## Begin

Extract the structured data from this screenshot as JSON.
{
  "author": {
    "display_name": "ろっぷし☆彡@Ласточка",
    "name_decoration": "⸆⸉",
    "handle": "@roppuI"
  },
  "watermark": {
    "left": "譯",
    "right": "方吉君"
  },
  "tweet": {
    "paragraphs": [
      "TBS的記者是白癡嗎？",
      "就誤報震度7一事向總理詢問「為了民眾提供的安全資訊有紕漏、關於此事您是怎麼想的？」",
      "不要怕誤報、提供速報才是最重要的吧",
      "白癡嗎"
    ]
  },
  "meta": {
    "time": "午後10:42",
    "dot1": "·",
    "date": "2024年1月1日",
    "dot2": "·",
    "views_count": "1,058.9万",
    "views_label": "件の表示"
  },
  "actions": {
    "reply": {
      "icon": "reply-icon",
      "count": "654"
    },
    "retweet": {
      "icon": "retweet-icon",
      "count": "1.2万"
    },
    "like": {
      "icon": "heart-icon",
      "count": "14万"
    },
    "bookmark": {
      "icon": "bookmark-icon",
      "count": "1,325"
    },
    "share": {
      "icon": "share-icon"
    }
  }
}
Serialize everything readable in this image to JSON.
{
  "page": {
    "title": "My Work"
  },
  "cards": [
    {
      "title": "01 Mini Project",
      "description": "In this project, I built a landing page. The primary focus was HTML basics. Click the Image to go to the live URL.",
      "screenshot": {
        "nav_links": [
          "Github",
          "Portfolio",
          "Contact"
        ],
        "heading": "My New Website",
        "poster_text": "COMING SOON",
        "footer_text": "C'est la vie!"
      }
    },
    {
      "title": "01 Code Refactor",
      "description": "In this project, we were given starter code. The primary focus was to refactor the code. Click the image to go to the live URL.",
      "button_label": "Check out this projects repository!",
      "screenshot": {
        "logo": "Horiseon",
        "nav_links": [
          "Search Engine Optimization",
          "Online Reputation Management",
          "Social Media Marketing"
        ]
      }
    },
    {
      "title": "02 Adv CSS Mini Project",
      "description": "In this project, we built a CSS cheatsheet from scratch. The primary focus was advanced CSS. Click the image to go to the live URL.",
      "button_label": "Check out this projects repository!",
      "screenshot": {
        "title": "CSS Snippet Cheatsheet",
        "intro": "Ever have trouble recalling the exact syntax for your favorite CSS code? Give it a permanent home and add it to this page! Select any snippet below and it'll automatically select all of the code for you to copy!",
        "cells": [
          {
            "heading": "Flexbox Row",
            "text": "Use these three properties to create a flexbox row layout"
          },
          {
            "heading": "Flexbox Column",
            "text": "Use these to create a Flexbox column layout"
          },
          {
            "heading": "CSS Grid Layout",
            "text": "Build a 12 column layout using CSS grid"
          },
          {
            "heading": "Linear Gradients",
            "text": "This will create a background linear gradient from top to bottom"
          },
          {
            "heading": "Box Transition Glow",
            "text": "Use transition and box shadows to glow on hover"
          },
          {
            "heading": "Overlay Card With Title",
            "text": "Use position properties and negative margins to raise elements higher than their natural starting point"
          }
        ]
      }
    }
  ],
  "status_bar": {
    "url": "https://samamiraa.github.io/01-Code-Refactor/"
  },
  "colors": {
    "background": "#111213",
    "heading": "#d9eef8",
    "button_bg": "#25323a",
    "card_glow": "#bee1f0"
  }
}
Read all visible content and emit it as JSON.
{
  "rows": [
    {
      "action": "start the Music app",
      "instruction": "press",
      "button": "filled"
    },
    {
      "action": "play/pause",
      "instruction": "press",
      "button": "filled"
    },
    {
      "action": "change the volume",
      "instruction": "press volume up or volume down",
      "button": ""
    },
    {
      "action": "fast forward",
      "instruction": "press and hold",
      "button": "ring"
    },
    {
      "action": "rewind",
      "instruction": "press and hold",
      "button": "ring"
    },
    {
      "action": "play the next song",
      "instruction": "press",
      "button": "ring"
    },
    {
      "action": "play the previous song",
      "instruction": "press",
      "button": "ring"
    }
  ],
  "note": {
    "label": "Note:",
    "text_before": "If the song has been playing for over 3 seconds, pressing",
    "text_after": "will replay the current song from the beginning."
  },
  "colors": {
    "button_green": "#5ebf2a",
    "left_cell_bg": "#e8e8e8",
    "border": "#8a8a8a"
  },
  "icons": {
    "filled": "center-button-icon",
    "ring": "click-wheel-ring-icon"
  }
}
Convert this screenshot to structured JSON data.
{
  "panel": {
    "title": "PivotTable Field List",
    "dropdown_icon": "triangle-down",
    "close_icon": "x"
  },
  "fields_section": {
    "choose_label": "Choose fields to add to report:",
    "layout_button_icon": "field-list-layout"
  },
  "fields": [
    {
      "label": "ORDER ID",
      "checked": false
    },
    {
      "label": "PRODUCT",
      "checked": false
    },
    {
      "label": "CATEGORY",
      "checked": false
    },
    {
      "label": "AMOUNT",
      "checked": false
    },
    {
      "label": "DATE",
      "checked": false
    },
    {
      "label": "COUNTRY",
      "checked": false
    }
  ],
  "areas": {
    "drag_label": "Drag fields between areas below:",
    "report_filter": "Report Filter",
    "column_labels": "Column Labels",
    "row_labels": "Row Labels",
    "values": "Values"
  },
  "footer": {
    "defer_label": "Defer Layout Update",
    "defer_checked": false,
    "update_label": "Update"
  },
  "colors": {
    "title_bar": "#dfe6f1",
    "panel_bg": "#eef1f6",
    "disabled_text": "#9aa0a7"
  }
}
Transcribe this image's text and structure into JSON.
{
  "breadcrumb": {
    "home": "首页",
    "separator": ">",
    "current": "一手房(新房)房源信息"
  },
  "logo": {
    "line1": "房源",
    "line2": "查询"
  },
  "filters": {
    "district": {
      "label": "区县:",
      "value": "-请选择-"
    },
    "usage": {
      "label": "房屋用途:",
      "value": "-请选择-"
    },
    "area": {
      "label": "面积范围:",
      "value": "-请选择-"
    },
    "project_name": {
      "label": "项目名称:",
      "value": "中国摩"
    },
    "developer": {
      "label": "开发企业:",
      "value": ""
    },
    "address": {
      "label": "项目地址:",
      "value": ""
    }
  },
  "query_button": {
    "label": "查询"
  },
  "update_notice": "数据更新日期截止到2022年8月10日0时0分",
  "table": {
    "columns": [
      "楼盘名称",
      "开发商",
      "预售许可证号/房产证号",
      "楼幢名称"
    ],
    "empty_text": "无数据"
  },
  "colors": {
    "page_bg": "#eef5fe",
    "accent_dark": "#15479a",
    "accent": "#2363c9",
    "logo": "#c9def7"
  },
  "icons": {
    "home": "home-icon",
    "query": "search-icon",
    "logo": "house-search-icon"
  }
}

## End

OBJECTIVE: Above are some records. Print them all exactly.

THE RESPONSE:
Extract the structured data from this screenshot as JSON.
{
  "author": {
    "display_name": "ろっぷし☆彡@Ласточка",
    "name_decoration": "⸆⸉",
    "handle": "@roppuI"
  },
  "watermark": {
    "left": "譯",
    "right": "方吉君"
  },
  "tweet": {
    "paragraphs": [
      "TBS的記者是白癡嗎？",
      "就誤報震度7一事向總理詢問「為了民眾提供的安全資訊有紕漏、關於此事您是怎麼想的？」",
      "不要怕誤報、提供速報才是最重要的吧",
      "白癡嗎"
    ]
  },
  "meta": {
    "time": "午後10:42",
    "dot1": "·",
    "date": "2024年1月1日",
    "dot2": "·",
    "views_count": "1,058.9万",
    "views_label": "件の表示"
  },
  "actions": {
    "reply": {
      "icon": "reply-icon",
      "count": "654"
    },
    "retweet": {
      "icon": "retweet-icon",
      "count": "1.2万"
    },
    "like": {
      "icon": "heart-icon",
      "count": "14万"
    },
    "bookmark": {
      "icon": "bookmark-icon",
      "count": "1,325"
    },
    "share": {
      "icon": "share-icon"
    }
  }
}
Serialize everything readable in this image to JSON.
{
  "page": {
    "title": "My Work"
  },
  "cards": [
    {
      "title": "01 Mini Project",
      "description": "In this project, I built a landing page. The primary focus was HTML basics. Click the Image to go to the live URL.",
      "screenshot": {
        "nav_links": [
          "Github",
          "Portfolio",
          "Contact"
        ],
        "heading": "My New Website",
        "poster_text": "COMING SOON",
        "footer_text": "C'est la vie!"
      }
    },
    {
      "title": "01 Code Refactor",
      "description": "In this project, we were given starter code. The primary focus was to refactor the code. Click the image to go to the live URL.",
      "button_label": "Check out this projects repository!",
      "screenshot": {
        "logo": "Horiseon",
        "nav_links": [
          "Search Engine Optimization",
          "Online Reputation Management",
          "Social Media Marketing"
        ]
      }
    },
    {
      "title": "02 Adv CSS Mini Project",
      "description": "In this project, we built a CSS cheatsheet from scratch. The primary focus was advanced CSS. Click the image to go to the live URL.",
      "button_label": "Check out this projects repository!",
      "screenshot": {
        "title": "CSS Snippet Cheatsheet",
        "intro": "Ever have trouble recalling the exact syntax for your favorite CSS code? Give it a permanent home and add it to this page! Select any snippet below and it'll automatically select all of the code for you to copy!",
        "cells": [
          {
            "heading": "Flexbox Row",
            "text": "Use these three properties to create a flexbox row layout"
          },
          {
            "heading": "Flexbox Column",
            "text": "Use these to create a Flexbox column layout"
          },
          {
            "heading": "CSS Grid Layout",
            "text": "Build a 12 column layout using CSS grid"
          },
          {
            "heading": "Linear Gradients",
            "text": "This will create a background linear gradient from top to bottom"
          },
          {
            "heading": "Box Transition Glow",
            "text": "Use transition and box shadows to glow on hover"
          },
          {
            "heading": "Overlay Card With Title",
            "text": "Use position properties and negative margins to raise elements higher than their natural starting point"
          }
        ]
      }
    }
  ],
  "status_bar": {
    "url": "https://samamiraa.github.io/01-Code-Refactor/"
  },
  "colors": {
    "background": "#111213",
    "heading": "#d9eef8",
    "button_bg": "#25323a",
    "card_glow": "#bee1f0"
  }
}
Read all visible content and emit it as JSON.
{
  "rows": [
    {
      "action": "start the Music app",
      "instruction": "press",
      "button": "filled"
    },
    {
      "action": "play/pause",
      "instruction": "press",
      "button": "filled"
    },
    {
      "action": "change the volume",
      "instruction": "press volume up or volume down",
      "button": ""
    },
    {
      "action": "fast forward",
      "instruction": "press and hold",
      "button": "ring"
    },
    {
      "action": "rewind",
      "instruction": "press and hold",
      "button": "ring"
    },
    {
      "action": "play the next song",
      "instruction": "press",
      "button": "ring"
    },
    {
      "action": "play the previous song",
      "instruction": "press",
      "button": "ring"
    }
  ],
  "note": {
    "label": "Note:",
    "text_before": "If the song has been playing for over 3 seconds, pressing",
    "text_after": "will replay the current song from the beginning."
  },
  "colors": {
    "button_green": "#5ebf2a",
    "left_cell_bg": "#e8e8e8",
    "border": "#8a8a8a"
  },
  "icons": {
    "filled": "center-button-icon",
    "ring": "click-wheel-ring-icon"
  }
}
Convert this screenshot to structured JSON data.
{
  "panel": {
    "title": "PivotTable Field List",
    "dropdown_icon": "triangle-down",
    "close_icon": "x"
  },
  "fields_section": {
    "choose_label": "Choose fields to add to report:",
    "layout_button_icon": "field-list-layout"
  },
  "fields": [
    {
      "label": "ORDER ID",
      "checked": false
    },
    {
      "label": "PRODUCT",
      "checked": false
    },
    {
      "label": "CATEGORY",
      "checked": false
    },
    {
      "label": "AMOUNT",
      "checked": false
    },
    {
      "label": "DATE",
      "checked": false
    },
    {
      "label": "COUNTRY",
      "checked": false
    }
  ],
  "areas": {
    "drag_label": "Drag fields between areas below:",
    "report_filter": "Report Filter",
    "column_labels": "Column Labels",
    "row_labels": "Row Labels",
    "values": "Values"
  },
  "footer": {
    "defer_label": "Defer Layout Update",
    "defer_checked": false,
    "update_label": "Update"
  },
  "colors": {
    "title_bar": "#dfe6f1",
    "panel_bg": "#eef1f6",
    "disabled_text": "#9aa0a7"
  }
}
Transcribe this image's text and structure into JSON.
{
  "breadcrumb": {
    "home": "首页",
    "separator": ">",
    "current": "一手房(新房)房源信息"
  },
  "logo": {
    "line1": "房源",
    "line2": "查询"
  },
  "filters": {
    "district": {
      "label": "区县:",
      "value": "-请选择-"
    },
    "usage": {
      "label": "房屋用途:",
      "value": "-请选择-"
    },
    "area": {
      "label": "面积范围:",
      "value": "-请选择-"
    },
    "project_name": {
      "label": "项目名称:",
      "value": "中国摩"
    },
    "developer": {
      "label": "开发企业:",
      "value": ""
    },
    "address": {
      "label": "项目地址:",
      "value": ""
    }
  },
  "query_button": {
    "label": "查询"
  },
  "update_notice": "数据更新日期截止到2022年8月10日0时0分",
  "table": {
    "columns": [
      "楼盘名称",
      "开发商",
      "预售许可证号/房产证号",
      "楼幢名称"
    ],
    "empty_text": "无数据"
  },
  "colors": {
    "page_bg": "#eef5fe",
    "accent_dark": "#15479a",
    "accent": "#2363c9",
    "logo": "#c9def7"
  },
  "icons": {
    "home": "home-icon",
    "query": "search-icon",
    "logo": "house-search-icon"
  }
}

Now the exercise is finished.